- What the exercise asks:
Transcribe all of the records word for word, but omit the pictures.

- Stored rows:
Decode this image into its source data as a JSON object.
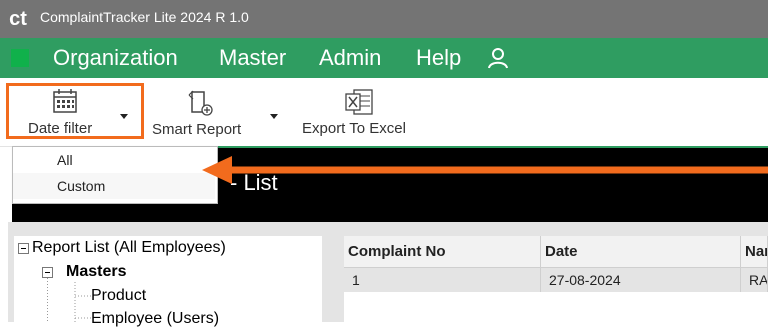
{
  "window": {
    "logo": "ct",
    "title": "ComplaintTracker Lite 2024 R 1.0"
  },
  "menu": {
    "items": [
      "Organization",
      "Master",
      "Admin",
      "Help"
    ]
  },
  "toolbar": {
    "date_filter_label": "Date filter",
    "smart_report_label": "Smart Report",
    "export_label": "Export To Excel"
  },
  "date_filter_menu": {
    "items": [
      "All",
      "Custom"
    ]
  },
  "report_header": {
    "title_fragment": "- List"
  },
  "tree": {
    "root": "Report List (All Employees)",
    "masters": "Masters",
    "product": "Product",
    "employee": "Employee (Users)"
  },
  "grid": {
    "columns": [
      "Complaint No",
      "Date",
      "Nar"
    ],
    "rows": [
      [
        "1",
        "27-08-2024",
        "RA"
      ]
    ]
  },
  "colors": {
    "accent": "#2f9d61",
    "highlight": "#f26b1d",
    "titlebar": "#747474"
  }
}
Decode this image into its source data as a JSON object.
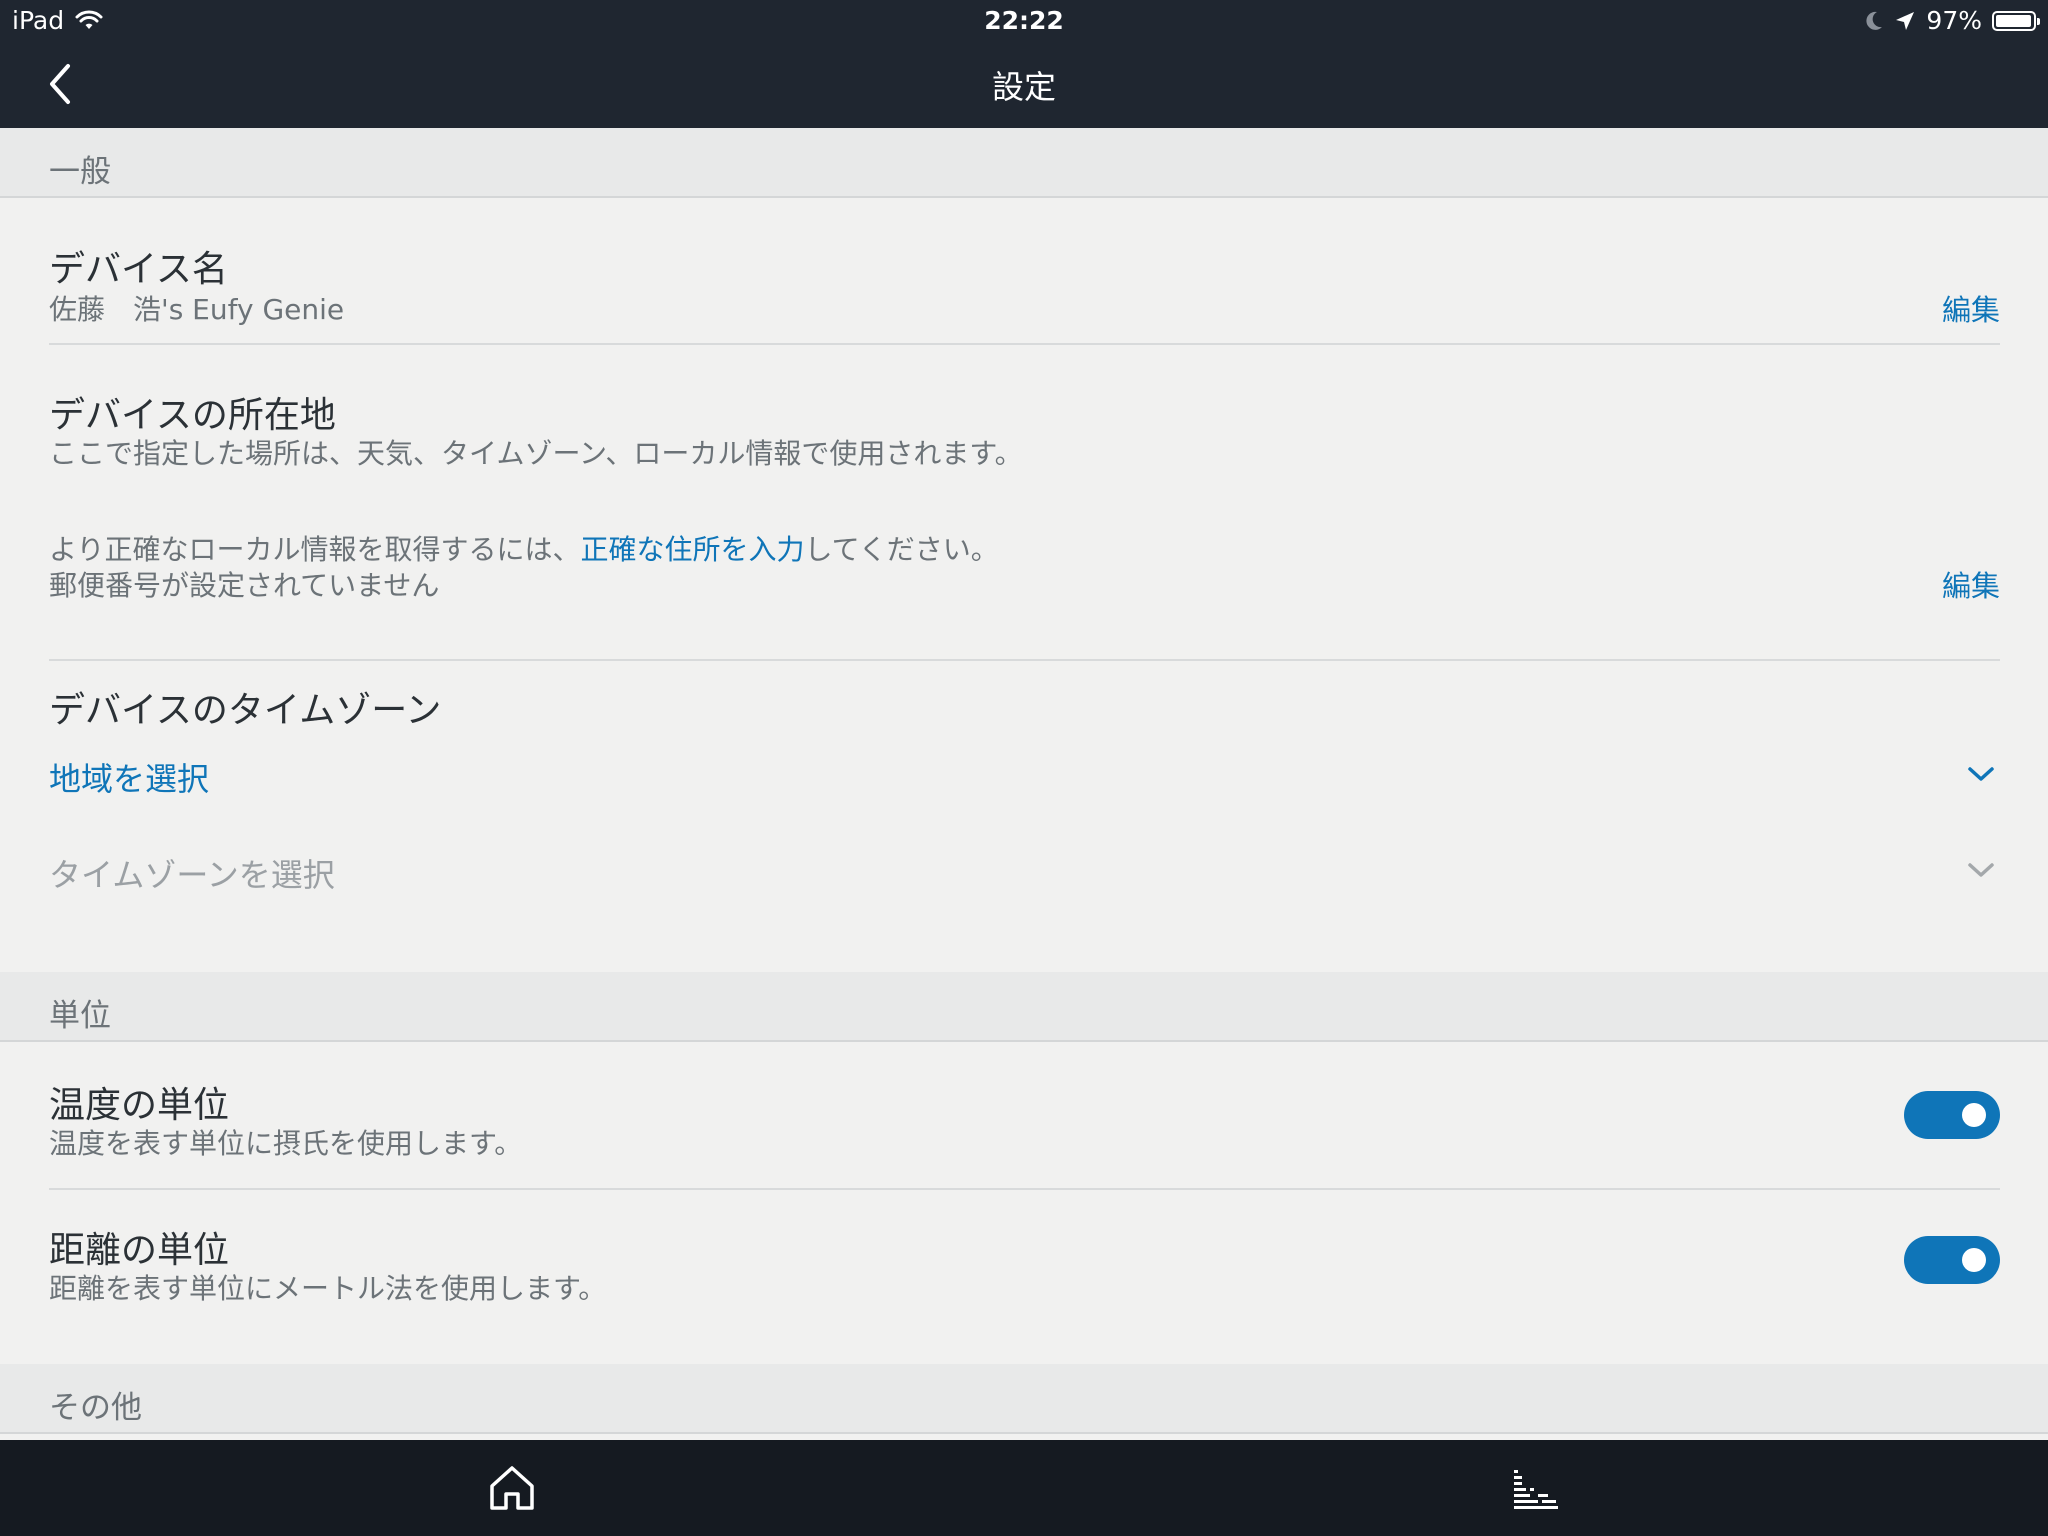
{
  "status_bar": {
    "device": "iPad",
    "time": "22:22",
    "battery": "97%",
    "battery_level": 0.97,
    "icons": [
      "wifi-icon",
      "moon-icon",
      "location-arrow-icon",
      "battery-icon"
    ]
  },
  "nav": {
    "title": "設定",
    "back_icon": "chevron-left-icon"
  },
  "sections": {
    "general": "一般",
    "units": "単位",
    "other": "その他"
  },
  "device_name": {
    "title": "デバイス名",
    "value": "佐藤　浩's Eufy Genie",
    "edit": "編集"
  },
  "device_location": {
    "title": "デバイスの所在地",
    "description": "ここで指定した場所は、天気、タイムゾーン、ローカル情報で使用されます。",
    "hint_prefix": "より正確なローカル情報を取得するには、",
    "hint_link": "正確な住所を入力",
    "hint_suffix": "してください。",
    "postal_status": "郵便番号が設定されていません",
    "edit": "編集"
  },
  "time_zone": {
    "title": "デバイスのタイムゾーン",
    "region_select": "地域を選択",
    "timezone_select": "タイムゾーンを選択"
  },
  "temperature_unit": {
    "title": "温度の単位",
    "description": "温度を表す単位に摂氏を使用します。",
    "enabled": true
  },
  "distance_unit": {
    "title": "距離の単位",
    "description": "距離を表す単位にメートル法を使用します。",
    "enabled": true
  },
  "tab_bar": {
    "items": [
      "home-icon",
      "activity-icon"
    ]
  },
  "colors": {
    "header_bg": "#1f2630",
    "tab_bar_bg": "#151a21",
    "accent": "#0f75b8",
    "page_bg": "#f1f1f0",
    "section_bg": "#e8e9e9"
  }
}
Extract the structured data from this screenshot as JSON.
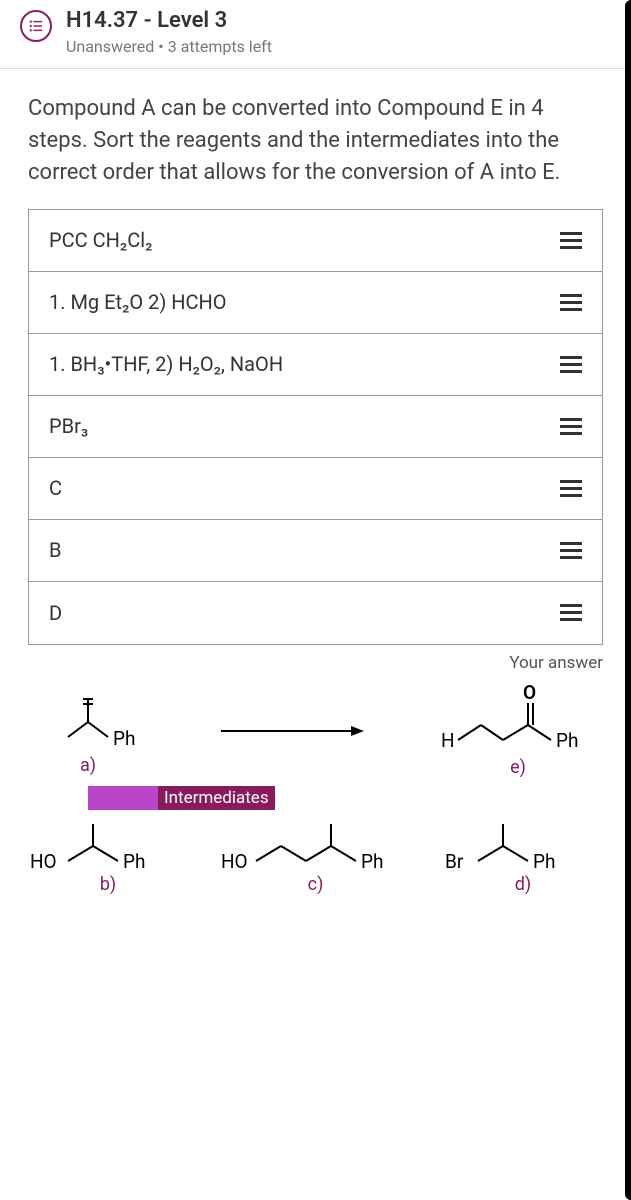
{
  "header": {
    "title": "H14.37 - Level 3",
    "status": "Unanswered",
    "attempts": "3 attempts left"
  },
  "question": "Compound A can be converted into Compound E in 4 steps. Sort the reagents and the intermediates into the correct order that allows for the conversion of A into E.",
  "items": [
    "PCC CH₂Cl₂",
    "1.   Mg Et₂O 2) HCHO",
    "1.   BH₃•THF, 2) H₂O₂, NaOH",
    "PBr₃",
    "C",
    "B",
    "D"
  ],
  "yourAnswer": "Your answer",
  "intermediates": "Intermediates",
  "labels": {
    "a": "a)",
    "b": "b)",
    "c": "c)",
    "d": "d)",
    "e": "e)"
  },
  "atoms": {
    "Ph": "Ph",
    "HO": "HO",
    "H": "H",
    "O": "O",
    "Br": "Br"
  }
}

- Correct result:
Decode this image into its source data as a JSON object.
{
  "window": {
    "logo": "ct",
    "title": "ComplaintTracker Lite 2024 R 1.0"
  },
  "menu": {
    "items": [
      "Organization",
      "Master",
      "Admin",
      "Help"
    ]
  },
  "toolbar": {
    "date_filter_label": "Date filter",
    "smart_report_label": "Smart Report",
    "export_label": "Export To Excel"
  },
  "date_filter_menu": {
    "items": [
      "All",
      "Custom"
    ]
  },
  "report_header": {
    "title_fragment": "- List"
  },
  "tree": {
    "root": "Report List (All Employees)",
    "masters": "Masters",
    "product": "Product",
    "employee": "Employee (Users)"
  },
  "grid": {
    "columns": [
      "Complaint No",
      "Date",
      "Nar"
    ],
    "rows": [
      [
        "1",
        "27-08-2024",
        "RA"
      ]
    ]
  },
  "colors": {
    "accent": "#2f9d61",
    "highlight": "#f26b1d",
    "titlebar": "#747474"
  }
}
Decode this image into its source data as a JSON object.
{
  "status_bar": {
    "device": "iPad",
    "time": "22:22",
    "battery": "97%",
    "battery_level": 0.97,
    "icons": [
      "wifi-icon",
      "moon-icon",
      "location-arrow-icon",
      "battery-icon"
    ]
  },
  "nav": {
    "title": "設定",
    "back_icon": "chevron-left-icon"
  },
  "sections": {
    "general": "一般",
    "units": "単位",
    "other": "その他"
  },
  "device_name": {
    "title": "デバイス名",
    "value": "佐藤　浩's Eufy Genie",
    "edit": "編集"
  },
  "device_location": {
    "title": "デバイスの所在地",
    "description": "ここで指定した場所は、天気、タイムゾーン、ローカル情報で使用されます。",
    "hint_prefix": "より正確なローカル情報を取得するには、",
    "hint_link": "正確な住所を入力",
    "hint_suffix": "してください。",
    "postal_status": "郵便番号が設定されていません",
    "edit": "編集"
  },
  "time_zone": {
    "title": "デバイスのタイムゾーン",
    "region_select": "地域を選択",
    "timezone_select": "タイムゾーンを選択"
  },
  "temperature_unit": {
    "title": "温度の単位",
    "description": "温度を表す単位に摂氏を使用します。",
    "enabled": true
  },
  "distance_unit": {
    "title": "距離の単位",
    "description": "距離を表す単位にメートル法を使用します。",
    "enabled": true
  },
  "tab_bar": {
    "items": [
      "home-icon",
      "activity-icon"
    ]
  },
  "colors": {
    "header_bg": "#1f2630",
    "tab_bar_bg": "#151a21",
    "accent": "#0f75b8",
    "page_bg": "#f1f1f0",
    "section_bg": "#e8e9e9"
  }
}
Extract the structured data from this screenshot as JSON.
{
  "header": {
    "title": "H14.37 - Level 3",
    "status": "Unanswered",
    "attempts": "3 attempts left"
  },
  "question": "Compound A can be converted into Compound E in 4 steps. Sort the reagents and the intermediates into the correct order that allows for the conversion of A into E.",
  "items": [
    "PCC CH₂Cl₂",
    "1.   Mg Et₂O 2) HCHO",
    "1.   BH₃•THF, 2) H₂O₂, NaOH",
    "PBr₃",
    "C",
    "B",
    "D"
  ],
  "yourAnswer": "Your answer",
  "intermediates": "Intermediates",
  "labels": {
    "a": "a)",
    "b": "b)",
    "c": "c)",
    "d": "d)",
    "e": "e)"
  },
  "atoms": {
    "Ph": "Ph",
    "HO": "HO",
    "H": "H",
    "O": "O",
    "Br": "Br"
  }
}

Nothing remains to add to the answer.